**Task prompt**.
Output every entry exactly as written, but omit the pictures.

**Provided records**.
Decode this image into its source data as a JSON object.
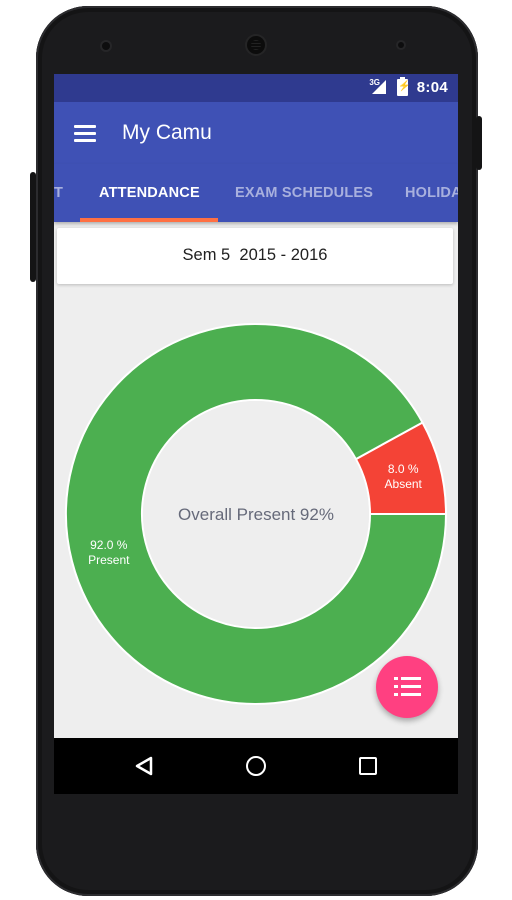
{
  "status_bar": {
    "network": "3G",
    "time": "8:04"
  },
  "app_bar": {
    "menu_icon": "hamburger-menu-icon",
    "title": "My Camu"
  },
  "tabs": [
    {
      "label": "T",
      "active": false
    },
    {
      "label": "ATTENDANCE",
      "active": true
    },
    {
      "label": "EXAM SCHEDULES",
      "active": false
    },
    {
      "label": "HOLIDA",
      "active": false
    }
  ],
  "semester": {
    "label": "Sem 5  2015 - 2016"
  },
  "chart_data": {
    "type": "pie",
    "title": "",
    "center_label": "Overall Present 92%",
    "slices": [
      {
        "label": "Present",
        "value": 92.0,
        "value_label": "92.0 %",
        "color": "#4caf50"
      },
      {
        "label": "Absent",
        "value": 8.0,
        "value_label": "8.0 %",
        "color": "#f44336"
      }
    ]
  },
  "fab": {
    "icon": "list-icon",
    "color": "#ff4081"
  },
  "nav_bar": {
    "back_icon": "back-triangle-icon",
    "home_icon": "home-circle-icon",
    "recent_icon": "recent-square-icon"
  },
  "colors": {
    "primary": "#3f51b5",
    "primary_dark": "#2f3a8f",
    "accent": "#ff4081",
    "indicator": "#ff7043"
  }
}
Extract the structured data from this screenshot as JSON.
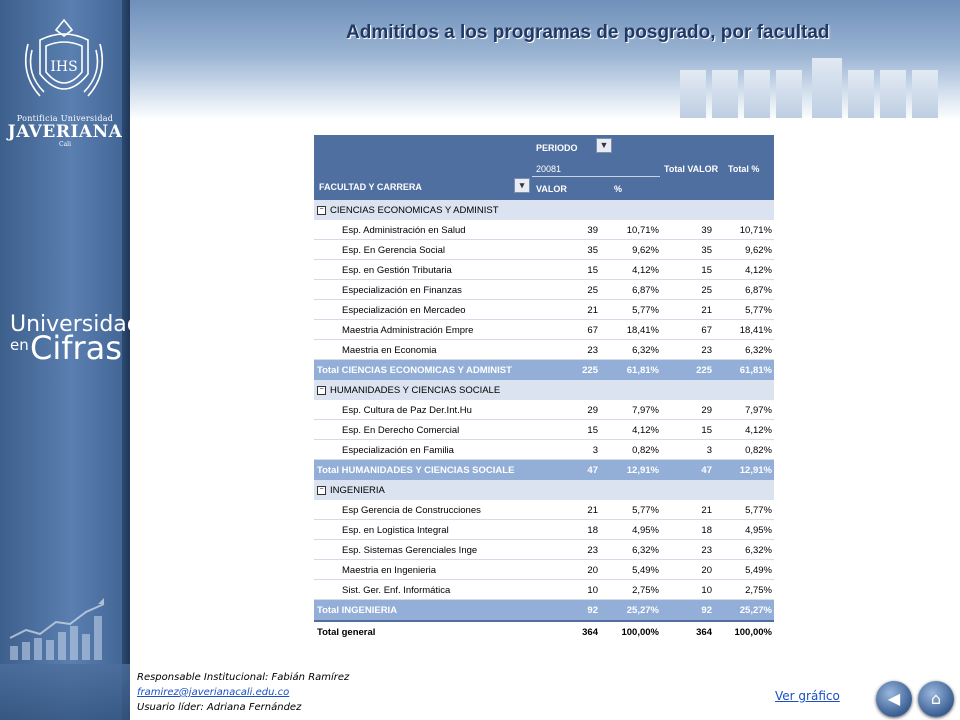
{
  "sidebar": {
    "institution_line1": "Pontificia Universidad",
    "institution_line2": "JAVERIANA",
    "institution_line3": "Cali",
    "brand_line1": "Universidad",
    "brand_line2": "en",
    "brand_line3": "Cifras"
  },
  "header": {
    "title": "Admitidos a los programas de posgrado, por facultad"
  },
  "pivot": {
    "periodo_label": "PERIODO",
    "period_value": "20081",
    "total_valor_label": "Total VALOR",
    "total_pct_label": "Total %",
    "row_field_label": "FACULTAD Y CARRERA",
    "valor_label": "VALOR",
    "pct_label": "%",
    "groups": [
      {
        "name": "CIENCIAS ECONOMICAS Y ADMINIST",
        "items": [
          {
            "name": "Esp. Administración en Salud",
            "valor": "39",
            "pct": "10,71%",
            "tvalor": "39",
            "tpct": "10,71%"
          },
          {
            "name": "Esp. En Gerencia Social",
            "valor": "35",
            "pct": "9,62%",
            "tvalor": "35",
            "tpct": "9,62%"
          },
          {
            "name": "Esp. en Gestión Tributaria",
            "valor": "15",
            "pct": "4,12%",
            "tvalor": "15",
            "tpct": "4,12%"
          },
          {
            "name": "Especialización en Finanzas",
            "valor": "25",
            "pct": "6,87%",
            "tvalor": "25",
            "tpct": "6,87%"
          },
          {
            "name": "Especialización en Mercadeo",
            "valor": "21",
            "pct": "5,77%",
            "tvalor": "21",
            "tpct": "5,77%"
          },
          {
            "name": "Maestria Administración Empre",
            "valor": "67",
            "pct": "18,41%",
            "tvalor": "67",
            "tpct": "18,41%"
          },
          {
            "name": "Maestria en Economia",
            "valor": "23",
            "pct": "6,32%",
            "tvalor": "23",
            "tpct": "6,32%"
          }
        ],
        "total": {
          "name": "Total CIENCIAS ECONOMICAS Y ADMINIST",
          "valor": "225",
          "pct": "61,81%",
          "tvalor": "225",
          "tpct": "61,81%"
        }
      },
      {
        "name": "HUMANIDADES Y CIENCIAS SOCIALE",
        "items": [
          {
            "name": "Esp. Cultura de Paz Der.Int.Hu",
            "valor": "29",
            "pct": "7,97%",
            "tvalor": "29",
            "tpct": "7,97%"
          },
          {
            "name": "Esp. En Derecho Comercial",
            "valor": "15",
            "pct": "4,12%",
            "tvalor": "15",
            "tpct": "4,12%"
          },
          {
            "name": "Especialización en Familia",
            "valor": "3",
            "pct": "0,82%",
            "tvalor": "3",
            "tpct": "0,82%"
          }
        ],
        "total": {
          "name": "Total HUMANIDADES Y CIENCIAS SOCIALE",
          "valor": "47",
          "pct": "12,91%",
          "tvalor": "47",
          "tpct": "12,91%"
        }
      },
      {
        "name": "INGENIERIA",
        "items": [
          {
            "name": "Esp Gerencia de Construcciones",
            "valor": "21",
            "pct": "5,77%",
            "tvalor": "21",
            "tpct": "5,77%"
          },
          {
            "name": "Esp. en Logistica Integral",
            "valor": "18",
            "pct": "4,95%",
            "tvalor": "18",
            "tpct": "4,95%"
          },
          {
            "name": "Esp. Sistemas Gerenciales Inge",
            "valor": "23",
            "pct": "6,32%",
            "tvalor": "23",
            "tpct": "6,32%"
          },
          {
            "name": "Maestria en Ingenieria",
            "valor": "20",
            "pct": "5,49%",
            "tvalor": "20",
            "tpct": "5,49%"
          },
          {
            "name": "Sist. Ger. Enf. Informática",
            "valor": "10",
            "pct": "2,75%",
            "tvalor": "10",
            "tpct": "2,75%"
          }
        ],
        "total": {
          "name": "Total INGENIERIA",
          "valor": "92",
          "pct": "25,27%",
          "tvalor": "92",
          "tpct": "25,27%"
        }
      }
    ],
    "grand_total": {
      "name": "Total general",
      "valor": "364",
      "pct": "100,00%",
      "tvalor": "364",
      "tpct": "100,00%"
    }
  },
  "footer": {
    "responsable": "Responsable Institucional: Fabián Ramírez",
    "email": "framirez@javerianacali.edu.co",
    "usuario": "Usuario líder: Adriana Fernández",
    "ver_grafico": "Ver gráfico"
  },
  "icons": {
    "back": "back-arrow-icon",
    "home": "home-icon",
    "filter": "filter-icon",
    "dropdown": "dropdown-arrow-icon"
  },
  "colors": {
    "header_blue": "#4f6fa0",
    "total_row": "#93afd8",
    "group_row": "#dbe3f0",
    "title": "#1f3864"
  }
}
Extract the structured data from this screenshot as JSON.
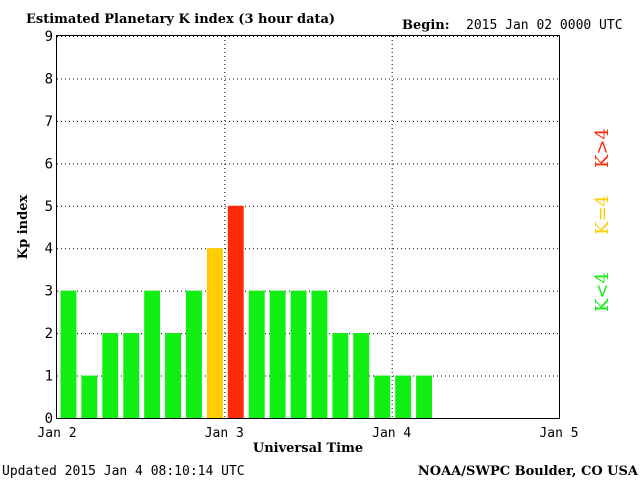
{
  "header": {
    "title": "Estimated Planetary K index (3 hour data)",
    "begin_label": "Begin:",
    "begin_value": "2015 Jan 02 0000 UTC"
  },
  "footer": {
    "updated": "Updated 2015 Jan  4 08:10:14 UTC",
    "source": "NOAA/SWPC Boulder, CO USA"
  },
  "legend": {
    "low": "K<4",
    "mid": "K=4",
    "high": "K>4"
  },
  "colors": {
    "low": "#11ee11",
    "mid": "#ffcc00",
    "high": "#ff2a0a",
    "grid": "#000000"
  },
  "chart_data": {
    "type": "bar",
    "title": "Estimated Planetary K index (3 hour data)",
    "xlabel": "Universal Time",
    "ylabel": "Kp index",
    "ylim": [
      0,
      9
    ],
    "yticks": [
      "0",
      "1",
      "2",
      "3",
      "4",
      "5",
      "6",
      "7",
      "8",
      "9"
    ],
    "xticks": [
      "Jan 2",
      "Jan 3",
      "Jan 4",
      "Jan 5"
    ],
    "x_range_days": [
      0,
      3
    ],
    "interval_hours": 3,
    "grid": true,
    "legend_position": "right",
    "values": [
      3,
      1,
      2,
      2,
      3,
      2,
      3,
      4,
      5,
      3,
      3,
      3,
      3,
      2,
      2,
      1,
      1,
      1
    ]
  }
}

**Task output**.
Decode this image into its source data as a JSON object.
{
  "status_bar": {
    "network": "3G",
    "time": "8:04"
  },
  "app_bar": {
    "menu_icon": "hamburger-menu-icon",
    "title": "My Camu"
  },
  "tabs": [
    {
      "label": "T",
      "active": false
    },
    {
      "label": "ATTENDANCE",
      "active": true
    },
    {
      "label": "EXAM SCHEDULES",
      "active": false
    },
    {
      "label": "HOLIDA",
      "active": false
    }
  ],
  "semester": {
    "label": "Sem 5  2015 - 2016"
  },
  "chart_data": {
    "type": "pie",
    "title": "",
    "center_label": "Overall Present 92%",
    "slices": [
      {
        "label": "Present",
        "value": 92.0,
        "value_label": "92.0 %",
        "color": "#4caf50"
      },
      {
        "label": "Absent",
        "value": 8.0,
        "value_label": "8.0 %",
        "color": "#f44336"
      }
    ]
  },
  "fab": {
    "icon": "list-icon",
    "color": "#ff4081"
  },
  "nav_bar": {
    "back_icon": "back-triangle-icon",
    "home_icon": "home-circle-icon",
    "recent_icon": "recent-square-icon"
  },
  "colors": {
    "primary": "#3f51b5",
    "primary_dark": "#2f3a8f",
    "accent": "#ff4081",
    "indicator": "#ff7043"
  }
}
Extract the structured data from this screenshot as JSON.
{
  "sidebar": {
    "institution_line1": "Pontificia Universidad",
    "institution_line2": "JAVERIANA",
    "institution_line3": "Cali",
    "brand_line1": "Universidad",
    "brand_line2": "en",
    "brand_line3": "Cifras"
  },
  "header": {
    "title": "Admitidos a los programas de posgrado, por facultad"
  },
  "pivot": {
    "periodo_label": "PERIODO",
    "period_value": "20081",
    "total_valor_label": "Total VALOR",
    "total_pct_label": "Total %",
    "row_field_label": "FACULTAD Y CARRERA",
    "valor_label": "VALOR",
    "pct_label": "%",
    "groups": [
      {
        "name": "CIENCIAS ECONOMICAS Y ADMINIST",
        "items": [
          {
            "name": "Esp. Administración en Salud",
            "valor": "39",
            "pct": "10,71%",
            "tvalor": "39",
            "tpct": "10,71%"
          },
          {
            "name": "Esp. En Gerencia Social",
            "valor": "35",
            "pct": "9,62%",
            "tvalor": "35",
            "tpct": "9,62%"
          },
          {
            "name": "Esp. en Gestión Tributaria",
            "valor": "15",
            "pct": "4,12%",
            "tvalor": "15",
            "tpct": "4,12%"
          },
          {
            "name": "Especialización en Finanzas",
            "valor": "25",
            "pct": "6,87%",
            "tvalor": "25",
            "tpct": "6,87%"
          },
          {
            "name": "Especialización en Mercadeo",
            "valor": "21",
            "pct": "5,77%",
            "tvalor": "21",
            "tpct": "5,77%"
          },
          {
            "name": "Maestria Administración Empre",
            "valor": "67",
            "pct": "18,41%",
            "tvalor": "67",
            "tpct": "18,41%"
          },
          {
            "name": "Maestria en Economia",
            "valor": "23",
            "pct": "6,32%",
            "tvalor": "23",
            "tpct": "6,32%"
          }
        ],
        "total": {
          "name": "Total CIENCIAS ECONOMICAS Y ADMINIST",
          "valor": "225",
          "pct": "61,81%",
          "tvalor": "225",
          "tpct": "61,81%"
        }
      },
      {
        "name": "HUMANIDADES Y CIENCIAS SOCIALE",
        "items": [
          {
            "name": "Esp. Cultura de Paz Der.Int.Hu",
            "valor": "29",
            "pct": "7,97%",
            "tvalor": "29",
            "tpct": "7,97%"
          },
          {
            "name": "Esp. En Derecho Comercial",
            "valor": "15",
            "pct": "4,12%",
            "tvalor": "15",
            "tpct": "4,12%"
          },
          {
            "name": "Especialización en Familia",
            "valor": "3",
            "pct": "0,82%",
            "tvalor": "3",
            "tpct": "0,82%"
          }
        ],
        "total": {
          "name": "Total HUMANIDADES Y CIENCIAS SOCIALE",
          "valor": "47",
          "pct": "12,91%",
          "tvalor": "47",
          "tpct": "12,91%"
        }
      },
      {
        "name": "INGENIERIA",
        "items": [
          {
            "name": "Esp Gerencia de Construcciones",
            "valor": "21",
            "pct": "5,77%",
            "tvalor": "21",
            "tpct": "5,77%"
          },
          {
            "name": "Esp. en Logistica Integral",
            "valor": "18",
            "pct": "4,95%",
            "tvalor": "18",
            "tpct": "4,95%"
          },
          {
            "name": "Esp. Sistemas Gerenciales Inge",
            "valor": "23",
            "pct": "6,32%",
            "tvalor": "23",
            "tpct": "6,32%"
          },
          {
            "name": "Maestria en Ingenieria",
            "valor": "20",
            "pct": "5,49%",
            "tvalor": "20",
            "tpct": "5,49%"
          },
          {
            "name": "Sist. Ger. Enf. Informática",
            "valor": "10",
            "pct": "2,75%",
            "tvalor": "10",
            "tpct": "2,75%"
          }
        ],
        "total": {
          "name": "Total INGENIERIA",
          "valor": "92",
          "pct": "25,27%",
          "tvalor": "92",
          "tpct": "25,27%"
        }
      }
    ],
    "grand_total": {
      "name": "Total general",
      "valor": "364",
      "pct": "100,00%",
      "tvalor": "364",
      "tpct": "100,00%"
    }
  },
  "footer": {
    "responsable": "Responsable Institucional: Fabián Ramírez",
    "email": "framirez@javerianacali.edu.co",
    "usuario": "Usuario líder: Adriana Fernández",
    "ver_grafico": "Ver gráfico"
  },
  "icons": {
    "back": "back-arrow-icon",
    "home": "home-icon",
    "filter": "filter-icon",
    "dropdown": "dropdown-arrow-icon"
  },
  "colors": {
    "header_blue": "#4f6fa0",
    "total_row": "#93afd8",
    "group_row": "#dbe3f0",
    "title": "#1f3864"
  }
}
Extract the structured data from this screenshot as JSON.
{
  "header": {
    "title": "Estimated Planetary K index (3 hour data)",
    "begin_label": "Begin:",
    "begin_value": "2015 Jan 02 0000 UTC"
  },
  "footer": {
    "updated": "Updated 2015 Jan  4 08:10:14 UTC",
    "source": "NOAA/SWPC Boulder, CO USA"
  },
  "legend": {
    "low": "K<4",
    "mid": "K=4",
    "high": "K>4"
  },
  "colors": {
    "low": "#11ee11",
    "mid": "#ffcc00",
    "high": "#ff2a0a",
    "grid": "#000000"
  },
  "chart_data": {
    "type": "bar",
    "title": "Estimated Planetary K index (3 hour data)",
    "xlabel": "Universal Time",
    "ylabel": "Kp index",
    "ylim": [
      0,
      9
    ],
    "yticks": [
      "0",
      "1",
      "2",
      "3",
      "4",
      "5",
      "6",
      "7",
      "8",
      "9"
    ],
    "xticks": [
      "Jan 2",
      "Jan 3",
      "Jan 4",
      "Jan 5"
    ],
    "x_range_days": [
      0,
      3
    ],
    "interval_hours": 3,
    "grid": true,
    "legend_position": "right",
    "values": [
      3,
      1,
      2,
      2,
      3,
      2,
      3,
      4,
      5,
      3,
      3,
      3,
      3,
      2,
      2,
      1,
      1,
      1
    ]
  }
}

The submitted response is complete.